▽
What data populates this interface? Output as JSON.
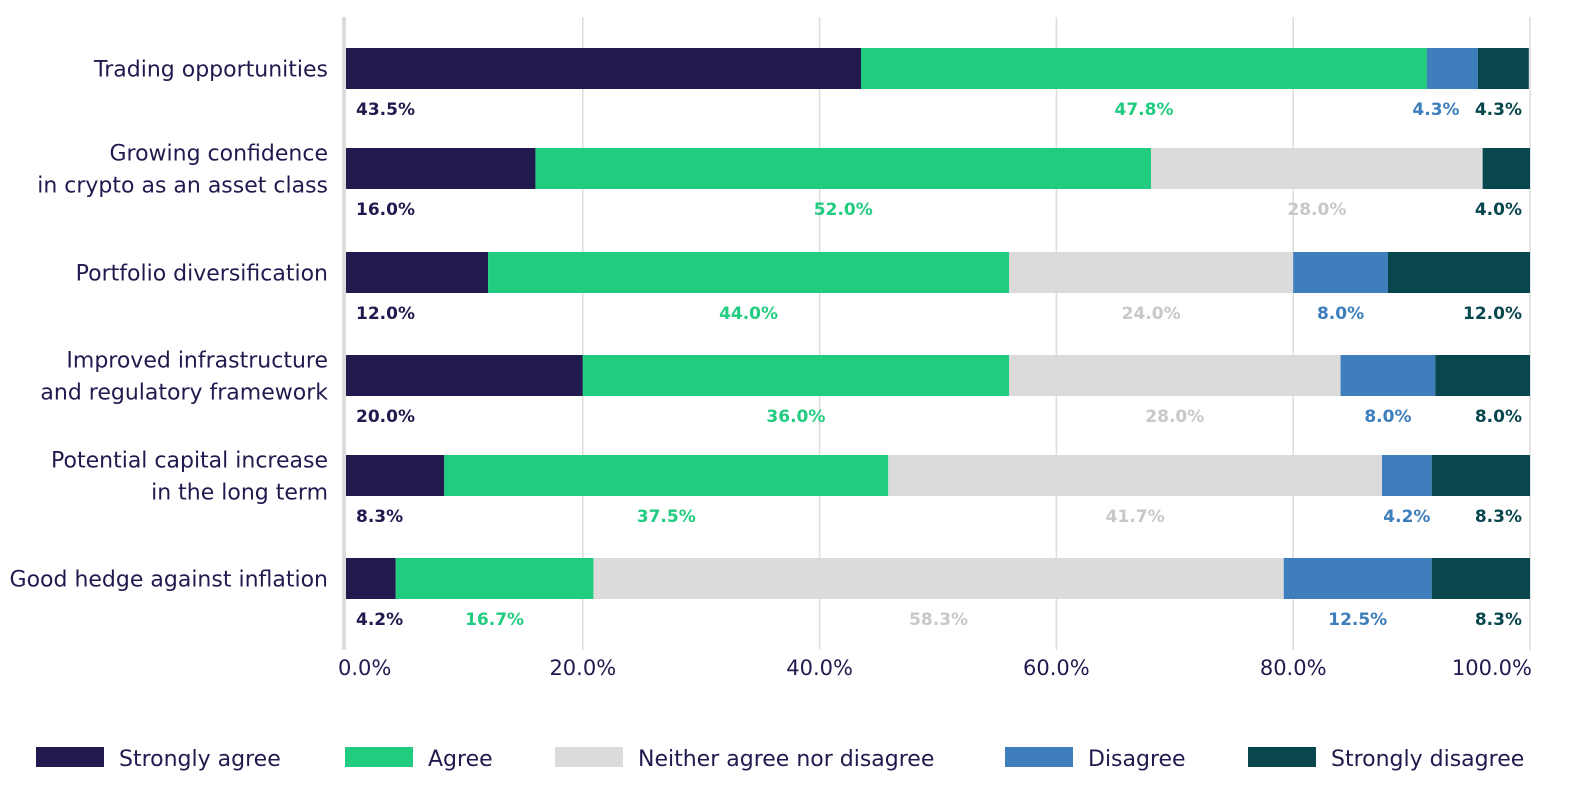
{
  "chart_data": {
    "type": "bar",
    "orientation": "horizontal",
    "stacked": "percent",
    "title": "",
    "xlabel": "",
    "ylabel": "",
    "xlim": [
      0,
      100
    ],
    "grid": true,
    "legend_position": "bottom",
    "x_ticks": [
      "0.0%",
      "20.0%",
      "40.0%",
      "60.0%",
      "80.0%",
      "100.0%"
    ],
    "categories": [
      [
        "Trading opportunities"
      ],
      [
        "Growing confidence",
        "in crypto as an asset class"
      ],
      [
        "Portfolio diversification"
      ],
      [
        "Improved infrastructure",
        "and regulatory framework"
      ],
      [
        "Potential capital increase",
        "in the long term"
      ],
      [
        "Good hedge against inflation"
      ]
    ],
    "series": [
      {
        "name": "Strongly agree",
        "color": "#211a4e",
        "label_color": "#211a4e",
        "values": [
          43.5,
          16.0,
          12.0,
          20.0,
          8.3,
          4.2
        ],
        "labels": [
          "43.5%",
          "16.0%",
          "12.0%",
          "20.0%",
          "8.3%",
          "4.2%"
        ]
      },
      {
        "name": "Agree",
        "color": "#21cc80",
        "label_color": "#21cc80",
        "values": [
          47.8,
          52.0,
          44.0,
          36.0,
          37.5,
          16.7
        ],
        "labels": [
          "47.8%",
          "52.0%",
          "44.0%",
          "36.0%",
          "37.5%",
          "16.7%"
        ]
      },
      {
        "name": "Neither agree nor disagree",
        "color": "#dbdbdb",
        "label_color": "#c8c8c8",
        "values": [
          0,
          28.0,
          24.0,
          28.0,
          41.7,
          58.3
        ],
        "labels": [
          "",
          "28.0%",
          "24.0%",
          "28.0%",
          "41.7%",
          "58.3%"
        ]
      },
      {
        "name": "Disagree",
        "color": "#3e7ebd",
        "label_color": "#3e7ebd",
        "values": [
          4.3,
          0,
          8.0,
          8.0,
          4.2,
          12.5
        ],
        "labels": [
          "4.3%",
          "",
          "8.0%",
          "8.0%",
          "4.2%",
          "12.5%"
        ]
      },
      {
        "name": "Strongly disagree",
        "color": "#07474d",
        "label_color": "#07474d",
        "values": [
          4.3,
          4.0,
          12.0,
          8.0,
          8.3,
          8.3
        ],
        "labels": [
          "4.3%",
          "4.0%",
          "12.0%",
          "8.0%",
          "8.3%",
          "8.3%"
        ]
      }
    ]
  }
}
△
Problem details: Find and copy each line above that includes the string "Strongly".

Exercise solution:
        "name": "Strongly agree",
        "name": "Strongly disagree",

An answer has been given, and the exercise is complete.